Rows from a figure dataset

* Begin *

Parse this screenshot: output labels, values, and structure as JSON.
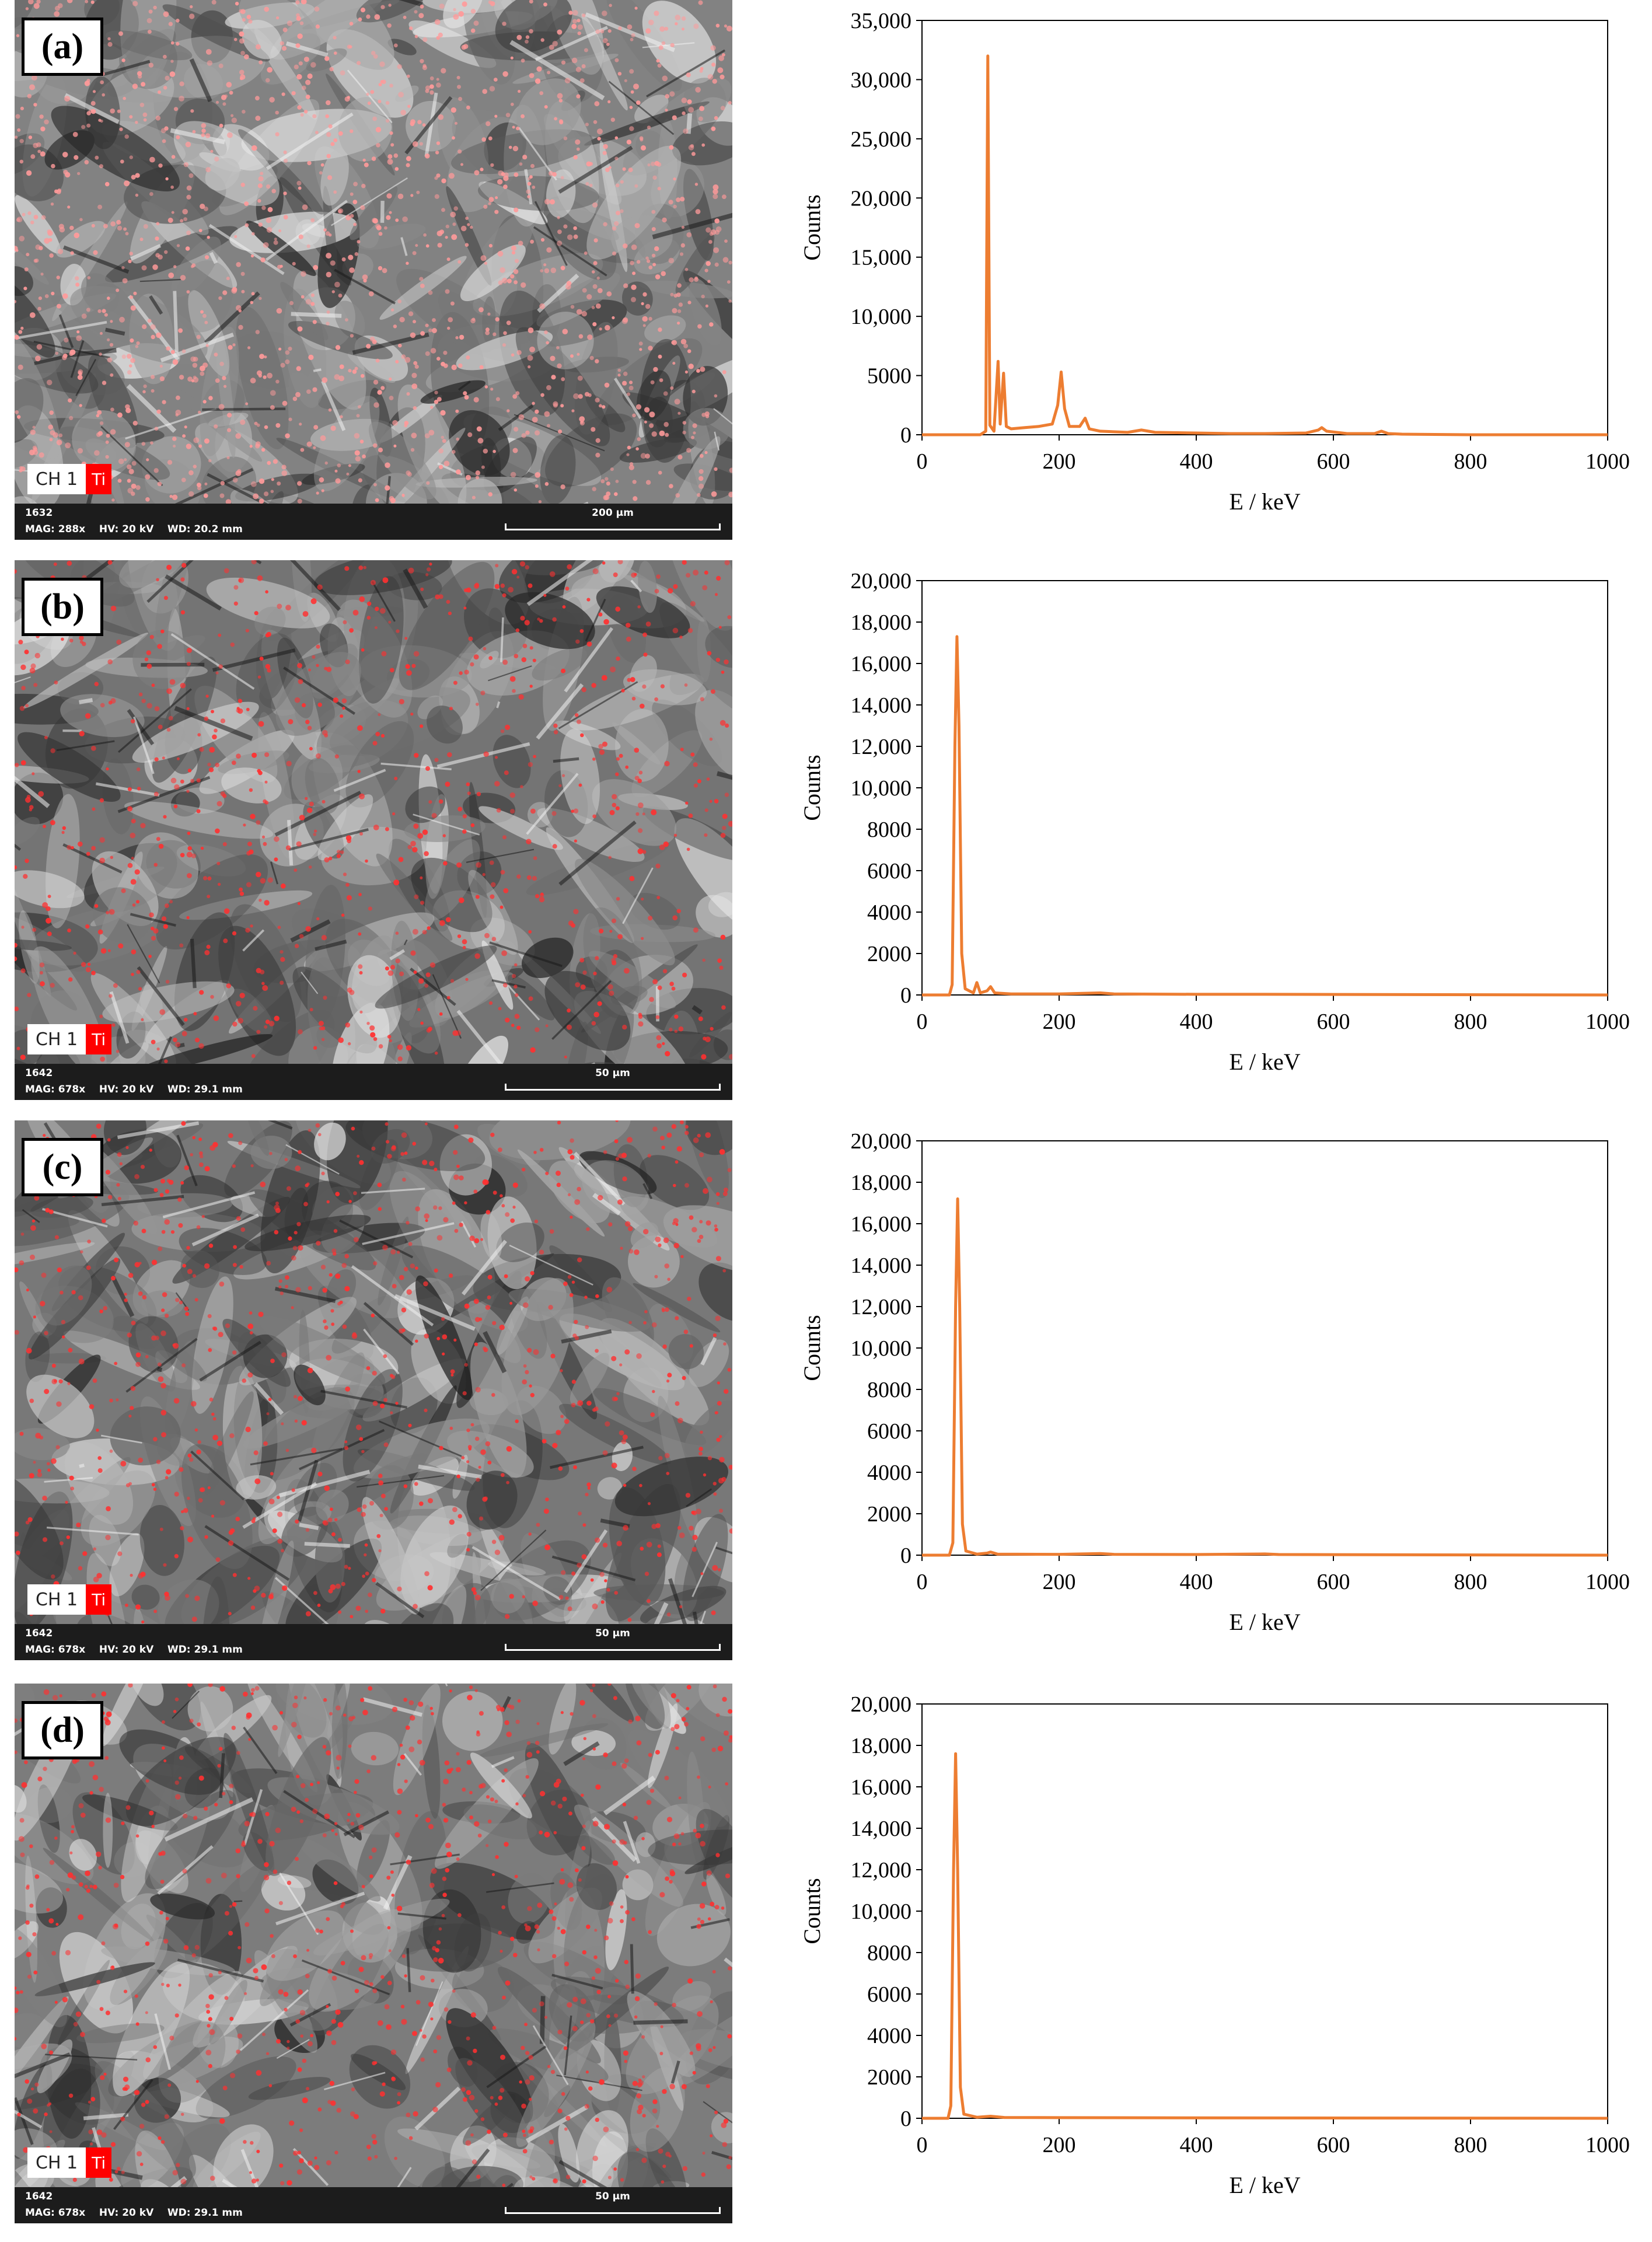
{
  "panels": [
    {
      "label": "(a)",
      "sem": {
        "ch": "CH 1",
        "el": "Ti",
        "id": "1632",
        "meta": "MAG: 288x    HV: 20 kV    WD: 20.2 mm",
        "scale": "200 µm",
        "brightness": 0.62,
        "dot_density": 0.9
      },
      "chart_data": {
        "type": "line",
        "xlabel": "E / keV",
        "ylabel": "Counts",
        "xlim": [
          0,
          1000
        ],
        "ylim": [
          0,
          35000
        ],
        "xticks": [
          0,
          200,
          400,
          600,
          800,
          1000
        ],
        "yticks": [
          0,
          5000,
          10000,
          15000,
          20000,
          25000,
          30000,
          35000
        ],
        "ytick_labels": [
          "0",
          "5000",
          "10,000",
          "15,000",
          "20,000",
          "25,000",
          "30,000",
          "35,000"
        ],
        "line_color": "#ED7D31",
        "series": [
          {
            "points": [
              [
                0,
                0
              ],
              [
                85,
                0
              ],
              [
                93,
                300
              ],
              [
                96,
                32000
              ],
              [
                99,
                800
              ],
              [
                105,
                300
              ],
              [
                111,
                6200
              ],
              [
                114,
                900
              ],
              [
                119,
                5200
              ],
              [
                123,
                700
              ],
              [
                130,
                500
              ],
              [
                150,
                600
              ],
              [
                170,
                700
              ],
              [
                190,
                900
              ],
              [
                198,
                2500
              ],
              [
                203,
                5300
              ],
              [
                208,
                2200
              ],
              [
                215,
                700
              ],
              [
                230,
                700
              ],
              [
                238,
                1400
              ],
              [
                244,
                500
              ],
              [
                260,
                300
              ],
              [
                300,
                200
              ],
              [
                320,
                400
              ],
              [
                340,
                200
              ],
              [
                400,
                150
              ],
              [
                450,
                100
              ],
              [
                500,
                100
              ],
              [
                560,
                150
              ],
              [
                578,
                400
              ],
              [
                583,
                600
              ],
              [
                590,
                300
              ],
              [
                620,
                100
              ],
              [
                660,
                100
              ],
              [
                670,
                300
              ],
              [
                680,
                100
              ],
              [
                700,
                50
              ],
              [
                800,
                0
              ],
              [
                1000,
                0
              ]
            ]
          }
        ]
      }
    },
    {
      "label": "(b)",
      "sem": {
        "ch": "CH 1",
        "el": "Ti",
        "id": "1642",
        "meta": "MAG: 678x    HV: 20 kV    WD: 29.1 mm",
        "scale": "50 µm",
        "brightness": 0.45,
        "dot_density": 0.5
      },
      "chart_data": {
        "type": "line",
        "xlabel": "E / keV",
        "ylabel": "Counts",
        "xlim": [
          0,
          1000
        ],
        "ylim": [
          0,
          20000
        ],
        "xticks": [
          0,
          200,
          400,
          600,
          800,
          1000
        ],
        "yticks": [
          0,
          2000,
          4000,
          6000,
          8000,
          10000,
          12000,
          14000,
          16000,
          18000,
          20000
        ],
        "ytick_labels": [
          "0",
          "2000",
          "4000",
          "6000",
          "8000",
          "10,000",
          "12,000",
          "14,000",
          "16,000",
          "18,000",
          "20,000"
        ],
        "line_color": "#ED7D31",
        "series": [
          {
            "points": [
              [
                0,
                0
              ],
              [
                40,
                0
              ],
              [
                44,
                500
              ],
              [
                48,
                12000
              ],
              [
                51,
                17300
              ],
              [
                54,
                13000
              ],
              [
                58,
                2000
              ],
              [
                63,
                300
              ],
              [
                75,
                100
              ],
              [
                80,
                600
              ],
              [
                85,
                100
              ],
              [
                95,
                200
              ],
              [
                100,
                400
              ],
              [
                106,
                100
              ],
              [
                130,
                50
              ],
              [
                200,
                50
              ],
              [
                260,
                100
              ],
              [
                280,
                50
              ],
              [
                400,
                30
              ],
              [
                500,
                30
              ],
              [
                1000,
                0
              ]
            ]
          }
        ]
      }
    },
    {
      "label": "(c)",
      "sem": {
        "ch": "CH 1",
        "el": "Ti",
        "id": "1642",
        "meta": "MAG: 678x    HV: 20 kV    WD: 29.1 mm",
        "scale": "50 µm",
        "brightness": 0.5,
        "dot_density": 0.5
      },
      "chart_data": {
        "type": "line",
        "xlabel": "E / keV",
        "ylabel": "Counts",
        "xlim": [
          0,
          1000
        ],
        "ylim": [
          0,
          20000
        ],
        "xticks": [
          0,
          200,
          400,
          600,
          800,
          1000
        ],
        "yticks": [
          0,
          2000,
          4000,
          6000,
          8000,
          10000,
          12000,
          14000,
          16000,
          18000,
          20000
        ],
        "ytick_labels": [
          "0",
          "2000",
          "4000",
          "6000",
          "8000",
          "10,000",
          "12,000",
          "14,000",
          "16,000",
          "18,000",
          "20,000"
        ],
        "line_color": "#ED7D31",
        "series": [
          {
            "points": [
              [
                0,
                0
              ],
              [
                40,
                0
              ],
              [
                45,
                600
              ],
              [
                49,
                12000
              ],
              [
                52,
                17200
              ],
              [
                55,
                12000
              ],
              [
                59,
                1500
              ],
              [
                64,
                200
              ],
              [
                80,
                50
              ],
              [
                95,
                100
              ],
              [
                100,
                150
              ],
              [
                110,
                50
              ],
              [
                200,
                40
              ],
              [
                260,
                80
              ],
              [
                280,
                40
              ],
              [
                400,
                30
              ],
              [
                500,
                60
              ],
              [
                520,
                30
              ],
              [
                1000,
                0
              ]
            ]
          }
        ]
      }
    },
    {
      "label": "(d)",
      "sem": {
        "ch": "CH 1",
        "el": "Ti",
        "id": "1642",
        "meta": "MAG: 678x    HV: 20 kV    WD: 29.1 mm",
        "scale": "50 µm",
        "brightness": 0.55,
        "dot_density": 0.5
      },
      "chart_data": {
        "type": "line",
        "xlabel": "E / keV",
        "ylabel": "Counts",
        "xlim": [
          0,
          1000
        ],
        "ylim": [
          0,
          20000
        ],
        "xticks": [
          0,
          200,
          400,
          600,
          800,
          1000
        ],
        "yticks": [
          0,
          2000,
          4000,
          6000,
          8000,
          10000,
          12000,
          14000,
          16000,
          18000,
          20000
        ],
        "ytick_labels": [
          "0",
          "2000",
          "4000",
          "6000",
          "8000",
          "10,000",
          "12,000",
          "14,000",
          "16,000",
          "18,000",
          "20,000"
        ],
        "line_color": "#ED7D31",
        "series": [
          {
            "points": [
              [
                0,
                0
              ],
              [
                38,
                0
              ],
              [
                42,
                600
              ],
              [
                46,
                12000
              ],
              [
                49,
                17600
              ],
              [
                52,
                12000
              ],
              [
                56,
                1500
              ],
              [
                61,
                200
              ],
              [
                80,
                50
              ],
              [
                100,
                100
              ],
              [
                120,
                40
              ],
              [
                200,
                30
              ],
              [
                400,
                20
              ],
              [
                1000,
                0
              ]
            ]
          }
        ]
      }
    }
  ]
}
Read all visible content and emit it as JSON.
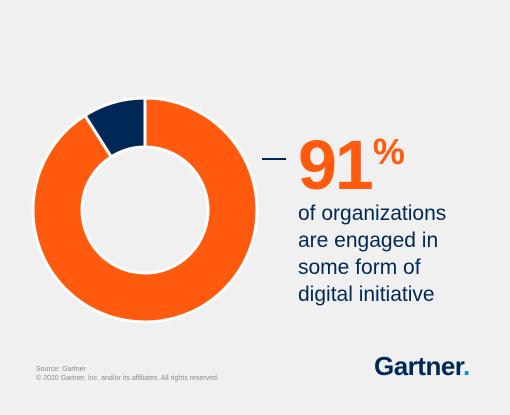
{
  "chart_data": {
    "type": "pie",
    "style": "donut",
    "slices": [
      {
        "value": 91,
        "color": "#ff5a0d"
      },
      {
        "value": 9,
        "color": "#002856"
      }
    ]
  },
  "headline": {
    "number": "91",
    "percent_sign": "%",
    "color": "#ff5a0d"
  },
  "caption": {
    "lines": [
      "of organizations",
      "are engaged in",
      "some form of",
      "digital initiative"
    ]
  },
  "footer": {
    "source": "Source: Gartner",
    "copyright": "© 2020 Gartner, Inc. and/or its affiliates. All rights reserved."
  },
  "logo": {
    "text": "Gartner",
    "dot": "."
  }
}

* End *

Print out the material word for word, omitting the pictures.

Output for this task:
Parse this screenshot: output labels, values, and structure as JSON.
{
  "panels": [
    {
      "label": "(a)",
      "sem": {
        "ch": "CH 1",
        "el": "Ti",
        "id": "1632",
        "meta": "MAG: 288x    HV: 20 kV    WD: 20.2 mm",
        "scale": "200 µm",
        "brightness": 0.62,
        "dot_density": 0.9
      },
      "chart_data": {
        "type": "line",
        "xlabel": "E / keV",
        "ylabel": "Counts",
        "xlim": [
          0,
          1000
        ],
        "ylim": [
          0,
          35000
        ],
        "xticks": [
          0,
          200,
          400,
          600,
          800,
          1000
        ],
        "yticks": [
          0,
          5000,
          10000,
          15000,
          20000,
          25000,
          30000,
          35000
        ],
        "ytick_labels": [
          "0",
          "5000",
          "10,000",
          "15,000",
          "20,000",
          "25,000",
          "30,000",
          "35,000"
        ],
        "line_color": "#ED7D31",
        "series": [
          {
            "points": [
              [
                0,
                0
              ],
              [
                85,
                0
              ],
              [
                93,
                300
              ],
              [
                96,
                32000
              ],
              [
                99,
                800
              ],
              [
                105,
                300
              ],
              [
                111,
                6200
              ],
              [
                114,
                900
              ],
              [
                119,
                5200
              ],
              [
                123,
                700
              ],
              [
                130,
                500
              ],
              [
                150,
                600
              ],
              [
                170,
                700
              ],
              [
                190,
                900
              ],
              [
                198,
                2500
              ],
              [
                203,
                5300
              ],
              [
                208,
                2200
              ],
              [
                215,
                700
              ],
              [
                230,
                700
              ],
              [
                238,
                1400
              ],
              [
                244,
                500
              ],
              [
                260,
                300
              ],
              [
                300,
                200
              ],
              [
                320,
                400
              ],
              [
                340,
                200
              ],
              [
                400,
                150
              ],
              [
                450,
                100
              ],
              [
                500,
                100
              ],
              [
                560,
                150
              ],
              [
                578,
                400
              ],
              [
                583,
                600
              ],
              [
                590,
                300
              ],
              [
                620,
                100
              ],
              [
                660,
                100
              ],
              [
                670,
                300
              ],
              [
                680,
                100
              ],
              [
                700,
                50
              ],
              [
                800,
                0
              ],
              [
                1000,
                0
              ]
            ]
          }
        ]
      }
    },
    {
      "label": "(b)",
      "sem": {
        "ch": "CH 1",
        "el": "Ti",
        "id": "1642",
        "meta": "MAG: 678x    HV: 20 kV    WD: 29.1 mm",
        "scale": "50 µm",
        "brightness": 0.45,
        "dot_density": 0.5
      },
      "chart_data": {
        "type": "line",
        "xlabel": "E / keV",
        "ylabel": "Counts",
        "xlim": [
          0,
          1000
        ],
        "ylim": [
          0,
          20000
        ],
        "xticks": [
          0,
          200,
          400,
          600,
          800,
          1000
        ],
        "yticks": [
          0,
          2000,
          4000,
          6000,
          8000,
          10000,
          12000,
          14000,
          16000,
          18000,
          20000
        ],
        "ytick_labels": [
          "0",
          "2000",
          "4000",
          "6000",
          "8000",
          "10,000",
          "12,000",
          "14,000",
          "16,000",
          "18,000",
          "20,000"
        ],
        "line_color": "#ED7D31",
        "series": [
          {
            "points": [
              [
                0,
                0
              ],
              [
                40,
                0
              ],
              [
                44,
                500
              ],
              [
                48,
                12000
              ],
              [
                51,
                17300
              ],
              [
                54,
                13000
              ],
              [
                58,
                2000
              ],
              [
                63,
                300
              ],
              [
                75,
                100
              ],
              [
                80,
                600
              ],
              [
                85,
                100
              ],
              [
                95,
                200
              ],
              [
                100,
                400
              ],
              [
                106,
                100
              ],
              [
                130,
                50
              ],
              [
                200,
                50
              ],
              [
                260,
                100
              ],
              [
                280,
                50
              ],
              [
                400,
                30
              ],
              [
                500,
                30
              ],
              [
                1000,
                0
              ]
            ]
          }
        ]
      }
    },
    {
      "label": "(c)",
      "sem": {
        "ch": "CH 1",
        "el": "Ti",
        "id": "1642",
        "meta": "MAG: 678x    HV: 20 kV    WD: 29.1 mm",
        "scale": "50 µm",
        "brightness": 0.5,
        "dot_density": 0.5
      },
      "chart_data": {
        "type": "line",
        "xlabel": "E / keV",
        "ylabel": "Counts",
        "xlim": [
          0,
          1000
        ],
        "ylim": [
          0,
          20000
        ],
        "xticks": [
          0,
          200,
          400,
          600,
          800,
          1000
        ],
        "yticks": [
          0,
          2000,
          4000,
          6000,
          8000,
          10000,
          12000,
          14000,
          16000,
          18000,
          20000
        ],
        "ytick_labels": [
          "0",
          "2000",
          "4000",
          "6000",
          "8000",
          "10,000",
          "12,000",
          "14,000",
          "16,000",
          "18,000",
          "20,000"
        ],
        "line_color": "#ED7D31",
        "series": [
          {
            "points": [
              [
                0,
                0
              ],
              [
                40,
                0
              ],
              [
                45,
                600
              ],
              [
                49,
                12000
              ],
              [
                52,
                17200
              ],
              [
                55,
                12000
              ],
              [
                59,
                1500
              ],
              [
                64,
                200
              ],
              [
                80,
                50
              ],
              [
                95,
                100
              ],
              [
                100,
                150
              ],
              [
                110,
                50
              ],
              [
                200,
                40
              ],
              [
                260,
                80
              ],
              [
                280,
                40
              ],
              [
                400,
                30
              ],
              [
                500,
                60
              ],
              [
                520,
                30
              ],
              [
                1000,
                0
              ]
            ]
          }
        ]
      }
    },
    {
      "label": "(d)",
      "sem": {
        "ch": "CH 1",
        "el": "Ti",
        "id": "1642",
        "meta": "MAG: 678x    HV: 20 kV    WD: 29.1 mm",
        "scale": "50 µm",
        "brightness": 0.55,
        "dot_density": 0.5
      },
      "chart_data": {
        "type": "line",
        "xlabel": "E / keV",
        "ylabel": "Counts",
        "xlim": [
          0,
          1000
        ],
        "ylim": [
          0,
          20000
        ],
        "xticks": [
          0,
          200,
          400,
          600,
          800,
          1000
        ],
        "yticks": [
          0,
          2000,
          4000,
          6000,
          8000,
          10000,
          12000,
          14000,
          16000,
          18000,
          20000
        ],
        "ytick_labels": [
          "0",
          "2000",
          "4000",
          "6000",
          "8000",
          "10,000",
          "12,000",
          "14,000",
          "16,000",
          "18,000",
          "20,000"
        ],
        "line_color": "#ED7D31",
        "series": [
          {
            "points": [
              [
                0,
                0
              ],
              [
                38,
                0
              ],
              [
                42,
                600
              ],
              [
                46,
                12000
              ],
              [
                49,
                17600
              ],
              [
                52,
                12000
              ],
              [
                56,
                1500
              ],
              [
                61,
                200
              ],
              [
                80,
                50
              ],
              [
                100,
                100
              ],
              [
                120,
                40
              ],
              [
                200,
                30
              ],
              [
                400,
                20
              ],
              [
                1000,
                0
              ]
            ]
          }
        ]
      }
    }
  ]
}
Read all visible content and emit it as JSON.
{
  "chart_data": {
    "type": "pie",
    "style": "donut",
    "slices": [
      {
        "value": 91,
        "color": "#ff5a0d"
      },
      {
        "value": 9,
        "color": "#002856"
      }
    ]
  },
  "headline": {
    "number": "91",
    "percent_sign": "%",
    "color": "#ff5a0d"
  },
  "caption": {
    "lines": [
      "of organizations",
      "are engaged in",
      "some form of",
      "digital initiative"
    ]
  },
  "footer": {
    "source": "Source: Gartner",
    "copyright": "© 2020 Gartner, Inc. and/or its affiliates. All rights reserved."
  },
  "logo": {
    "text": "Gartner",
    "dot": "."
  }
}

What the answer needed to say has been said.